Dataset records
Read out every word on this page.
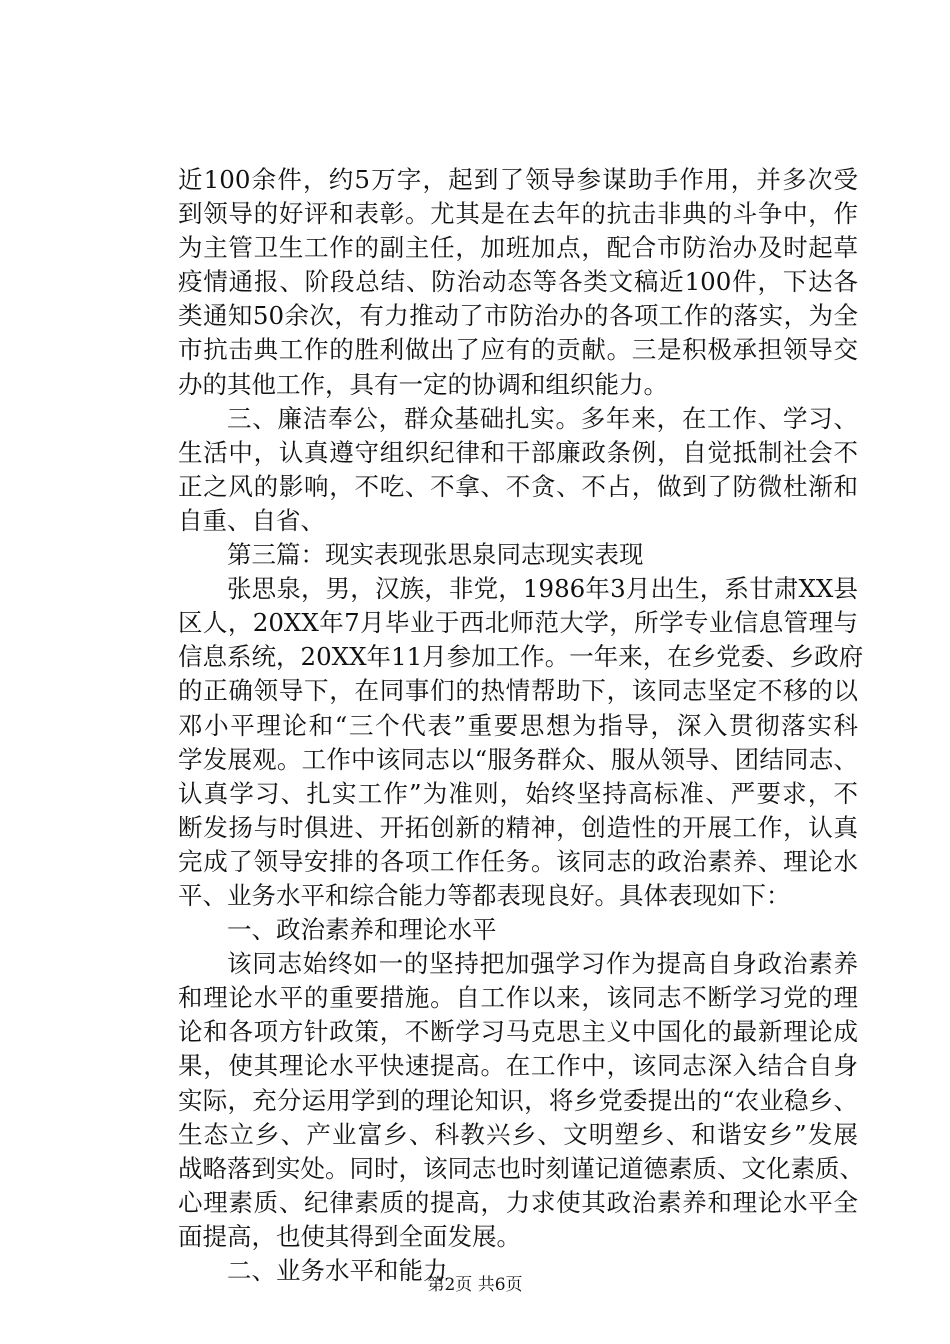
近100余件，约5万字，起到了领导参谋助手作用，并多次受
到领导的好评和表彰。尤其是在去年的抗击非典的斗争中，作
为主管卫生工作的副主任，加班加点，配合市防治办及时起草
疫情通报、阶段总结、防治动态等各类文稿近100件，下达各
类通知50余次，有力推动了市防治办的各项工作的落实，为全
市抗击典工作的胜利做出了应有的贡献。三是积极承担领导交
办的其他工作，具有一定的协调和组织能力。
三、廉洁奉公，群众基础扎实。多年来，在工作、学习、
生活中，认真遵守组织纪律和干部廉政条例，自觉抵制社会不
正之风的影响，不吃、不拿、不贪、不占，做到了防微杜渐和
自重、自省、
第三篇：现实表现张思泉同志现实表现
张思泉，男，汉族，非党，1986年3月出生，系甘肃XX县
区人，20XX年7月毕业于西北师范大学，所学专业信息管理与
信息系统，20XX年11月参加工作。一年来，在乡党委、乡政府
的正确领导下，在同事们的热情帮助下，该同志坚定不移的以
邓小平理论和“三个代表”重要思想为指导，深入贯彻落实科
学发展观。工作中该同志以“服务群众、服从领导、团结同志、
认真学习、扎实工作”为准则，始终坚持高标准、严要求，不
断发扬与时俱进、开拓创新的精神，创造性的开展工作，认真
完成了领导安排的各项工作任务。该同志的政治素养、理论水
平、业务水平和综合能力等都表现良好。具体表现如下：
一、政治素养和理论水平
该同志始终如一的坚持把加强学习作为提高自身政治素养
和理论水平的重要措施。自工作以来，该同志不断学习党的理
论和各项方针政策，不断学习马克思主义中国化的最新理论成
果，使其理论水平快速提高。在工作中，该同志深入结合自身
实际，充分运用学到的理论知识，将乡党委提出的“农业稳乡、
生态立乡、产业富乡、科教兴乡、文明塑乡、和谐安乡”发展
战略落到实处。同时，该同志也时刻谨记道德素质、文化素质、
心理素质、纪律素质的提高，力求使其政治素养和理论水平全
面提高，也使其得到全面发展。
二、业务水平和能力
第2页 共6页
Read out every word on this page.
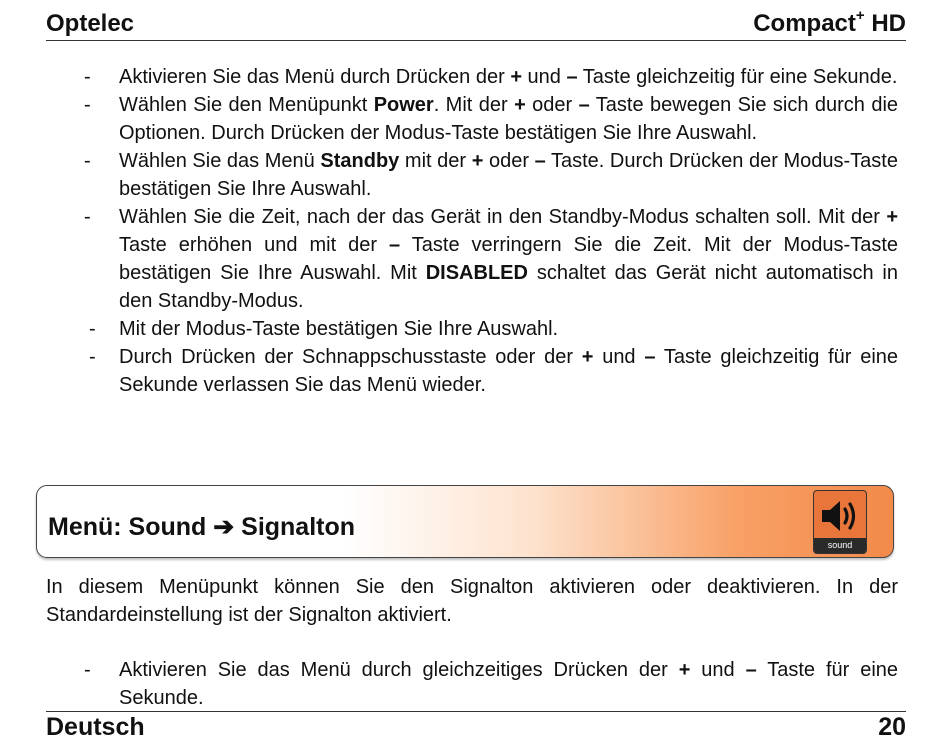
Optelec	Compact+ HD
- Aktivieren Sie das Menü durch Drücken der + und – Taste gleichzeitig für eine Sekunde.
- Wählen Sie den Menüpunkt Power. Mit der + oder – Taste bewegen Sie sich durch die Optionen. Durch Drücken der Modus-Taste bestätigen Sie Ihre Auswahl.
- Wählen Sie das Menü Standby mit der + oder – Taste. Durch Drücken der Modus-Taste bestätigen Sie Ihre Auswahl.
- Wählen Sie die Zeit, nach der das Gerät in den Standby-Modus schalten soll. Mit der + Taste erhöhen und mit der – Taste verringern Sie die Zeit. Mit der Modus-Taste bestätigen Sie Ihre Auswahl. Mit DISABLED schaltet das Gerät nicht automatisch in den Standby-Modus.
- Mit der Modus-Taste bestätigen Sie Ihre Auswahl.
- Durch Drücken der Schnappschusstaste oder der + und – Taste gleichzeitig für eine Sekunde verlassen Sie das Menü wieder.
Menü: Sound ➔ Signalton
sound

In diesem Menüpunkt können Sie den Signalton aktivieren oder deaktivieren. In der Standardeinstellung ist der Signalton aktiviert.

- Aktivieren Sie das Menü durch gleichzeitiges Drücken der + und – Taste für eine Sekunde.
Deutsch	20
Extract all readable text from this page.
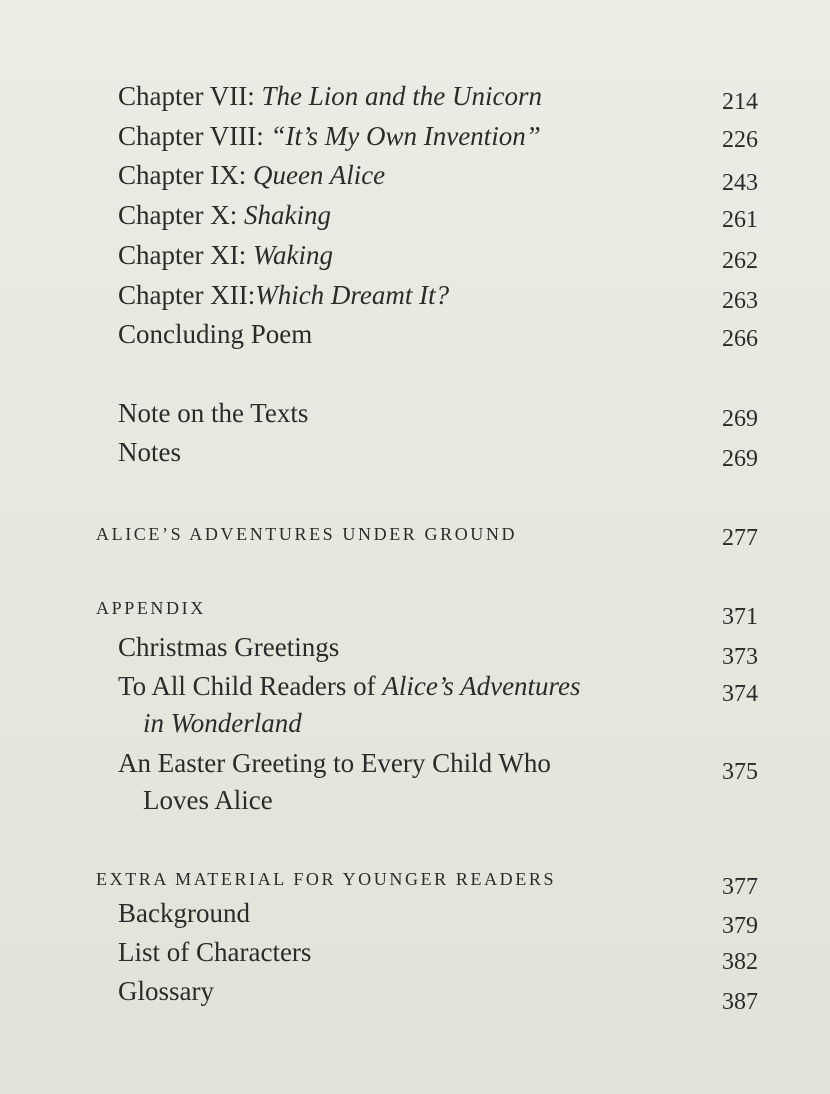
Chapter VII: The Lion and the Unicorn	214
Chapter VIII: “It’s My Own Invention”	226
Chapter IX: Queen Alice	243
Chapter X: Shaking	261
Chapter XI: Waking	262
Chapter XII:Which Dreamt It?	263
Concluding Poem	266
Note on the Texts	269
Notes	269
ALICE’S ADVENTURES UNDER GROUND	277
APPENDIX	371
Christmas Greetings	373
To All Child Readers of Alice’s Adventures
in Wonderland
374
An Easter Greeting to Every Child Who
Loves Alice
375
EXTRA MATERIAL FOR YOUNGER READERS	377
Background	379
List of Characters	382
Glossary	387
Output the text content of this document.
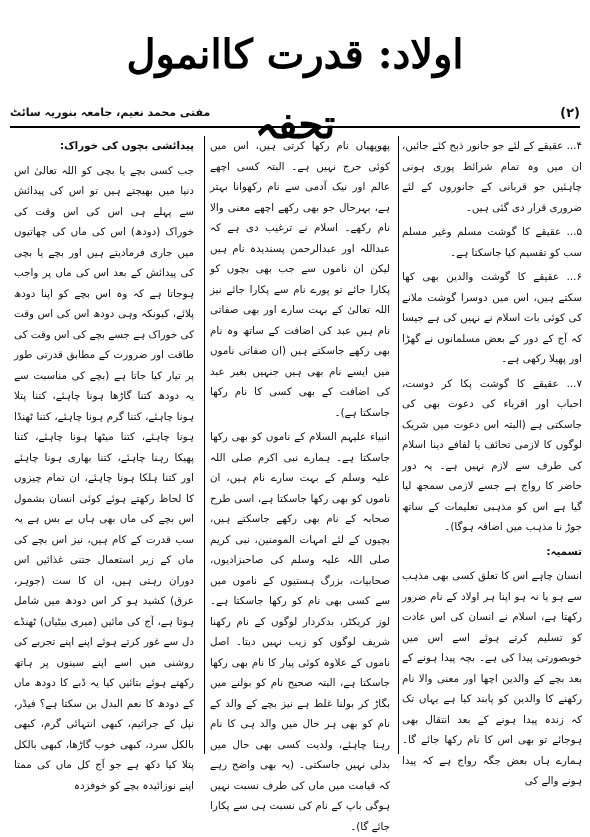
اولاد: قدرت کاانمول تحفہ
مفتی محمد نعیم، جامعہ بنوریہ سائٹ	(۲)

۴... عقیقے کے لئے جو جانور ذبح کئے جائیں، ان میں وہ تمام شرائط پوری ہونی چاہئیں جو قربانی کے جانوروں کے لئے ضروری قرار دی گئی ہیں۔

۵... عقیقے کا گوشت مسلم وغیر مسلم سب کو تقسیم کیا جاسکتا ہے۔

۶... عقیقے کا گوشت والدین بھی کھا سکتے ہیں، اس میں دوسرا گوشت ملانے کی کوئی بات اسلام نے نہیں کی ہے جیسا کہ آج کے دور کے بعض مسلمانوں نے گھڑا اور پھیلا رکھی ہے۔

۷... عقیقے کا گوشت پکا کر دوست، احباب اور اقرباء کی دعوت بھی کی جاسکتی ہے (البتہ اس دعوت میں شریک لوگوں کا لازمی تحائف یا لفافے دینا اسلام کی طرف سے لازم نہیں ہے۔ یہ دور حاضر کا رواج ہے جسے لازمی سمجھ لیا گیا ہے اس کو مذہبی تعلیمات کے ساتھ جوڑ نا مذہب میں اضافہ ہوگا)۔

تسمیہ:

انسان چاہے اس کا تعلق کسی بھی مذہب سے ہو یا نہ ہو اپنا ہر اولاد کے نام ضرور رکھتا ہے، اسلام نے انسان کی اس عادت کو تسلیم کرتے ہوئے اسے اس میں خوبصورتی پیدا کی ہے۔ بچہ پیدا ہونے کے بعد بچے کے والدین اچھا اور معنی والا نام رکھنے کا والدین کو پابند کیا ہے یہاں تک کہ زندہ پیدا ہونے کے بعد انتقال بھی ہوجائے تو بھی اس کا نام رکھا جائے گا۔ ہمارے ہاں بعض جگہ رواج ہے کہ پیدا ہونے والے کی

پھوپھیاں نام رکھا کرتی ہیں، اس میں کوئی حرج نہیں ہے۔ البتہ کسی اچھے عالم اور نیک آدمی سے نام رکھوانا بہتر ہے، بہرحال جو بھی رکھے اچھے معنی والا نام رکھے۔ اسلام نے ترغیب دی ہے کہ عبداللہ اور عبدالرحمن پسندیدہ نام ہیں لیکن ان ناموں سے جب بھی بچوں کو پکارا جائے تو پورے نام سے پکارا جائے نیز اللہ تعالیٰ کے بہت سارے اور بھی صفاتی نام ہیں عبد کی اضافت کے ساتھ وہ نام بھی رکھے جاسکتے ہیں (ان صفاتی ناموں میں ایسے نام بھی ہیں جنہیں بغیر عبد کی اضافت کے بھی کسی کا نام رکھا جاسکتا ہے)۔

انبیاء علیہم السلام کے ناموں کو بھی رکھا جاسکتا ہے۔ ہمارے نبی اکرم صلی اللہ علیہ وسلم کے بہت سارے نام ہیں، ان ناموں کو بھی رکھا جاسکتا ہے، اسی طرح صحابہ کے نام بھی رکھے جاسکتے ہیں، بچیوں کے لئے امہات المومنین، نبی کریم صلی اللہ علیہ وسلم کی صاحبزادیوں، صحابیات، بزرگ ہستیوں کے ناموں میں سے کسی بھی نام کو رکھا جاسکتا ہے۔ لوز کریکٹر، بدکردار لوگوں کے نام رکھنا شریف لوگوں کو زیب نہیں دیتا۔ اصل ناموں کے علاوہ کوئی پیار کا نام بھی رکھا جاسکتا ہے، البتہ صحیح نام کو بولنے میں بگاڑ کر بولنا غلط ہے نیز بچے کے والد کے نام کو بھی ہر حال میں والد ہی کا نام رہنا چاہئے، ولدیت کسی بھی حال میں بدلی نہیں جاسکتی۔ (یہ بھی واضح رہے کہ قیامت میں ماں کی طرف نسبت نہیں ہوگی باپ کے نام کی نسبت ہی سے پکارا جائے گا)۔

پیدائشی بچوں کی خوراک:

جب کسی بچے یا بچی کو اللہ تعالیٰ اس دنیا میں بھیجتے ہیں تو اس کی پیدائش سے پہلے ہی اس کی اس وقت کی خوراک (دودھ) اس کی ماں کی چھاتیوں میں جاری فرمادیتے ہیں اور بچے یا بچی کی پیدائش کے بعد اس کی ماں پر واجب ہوجاتا ہے کہ وہ اس بچے کو اپنا دودھ پلائے، کیونکہ وہی دودھ اس کی اس وقت کی خوراک ہے جسے بچے کی اس وقت کی طاقت اور ضرورت کے مطابق قدرتی طور پر تیار کیا جاتا ہے (بچے کی مناسبت سے یہ دودھ کتنا گاڑھا ہونا چاہئے، کتنا پتلا ہونا چاہئے، کتنا گرم ہونا چاہئے، کتنا ٹھنڈا ہونا چاہئے، کتنا میٹھا ہونا چاہئے، کتنا پھیکا رہنا چاہئے، کتنا بھاری ہونا چاہئے اور کتنا ہلکا ہونا چاہئے، ان تمام چیزوں کا لحاظ رکھتے ہوئے کوئی انسان بشمول اس بچے کی ماں بھی ہاں بے بس ہے یہ سب قدرت کے کام ہیں، نیز اس بچے کی ماں کے زیر استعمال جتنی غذائیں اس دوران رہتی ہیں، ان کا ست (جوہر، عرق) کشید ہو کر اس دودھ میں شامل ہوتا ہے، آج کی مائیں (میری بیٹیاں) ٹھنڈے دل سے غور کرتے ہوئے اپنے اپنے تجربے کی روشنی میں اسے اپنے سینوں پر ہاتھ رکھتے ہوئے بتائیں کیا یہ ڈبے کا دودھ ماں کے دودھ کا نعم البدل بن سکتا ہے؟ فیڈر، نپل کے جراثیم، کبھی انتہائی گرم، کبھی بالکل سرد، کبھی خوب گاڑھا، کبھی بالکل پتلا کیا دکھ ہے جو آج کل ماں کی ممتا اپنے نوزائیدہ بچے کو خوفزدہ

* DIRECTIONS
Find the word "گوشت" in the data and copy out each line where it turns up.

* COMPLETE RESPONSE
۵... عقیقے کا گوشت مسلم وغیر مسلم سب کو تقسیم کیا جاسکتا ہے۔
۶... عقیقے کا گوشت والدین بھی کھا سکتے ہیں، اس میں دوسرا گوشت ملانے کی کوئی بات اسلام نے نہیں کی ہے جیسا کہ آج کے دور کے بعض مسلمانوں نے گھڑا اور پھیلا رکھی ہے۔
۷... عقیقے کا گوشت پکا کر دوست، احباب اور اقرباء کی دعوت بھی کی جاسکتی ہے (البتہ اس دعوت میں شریک لوگوں کا لازمی تحائف یا لفافے دینا اسلام کی طرف سے لازم نہیں ہے۔ یہ دور حاضر کا رواج ہے جسے لازمی سمجھ لیا گیا ہے اس کو مذہبی تعلیمات کے ساتھ جوڑ نا مذہب میں اضافہ ہوگا)۔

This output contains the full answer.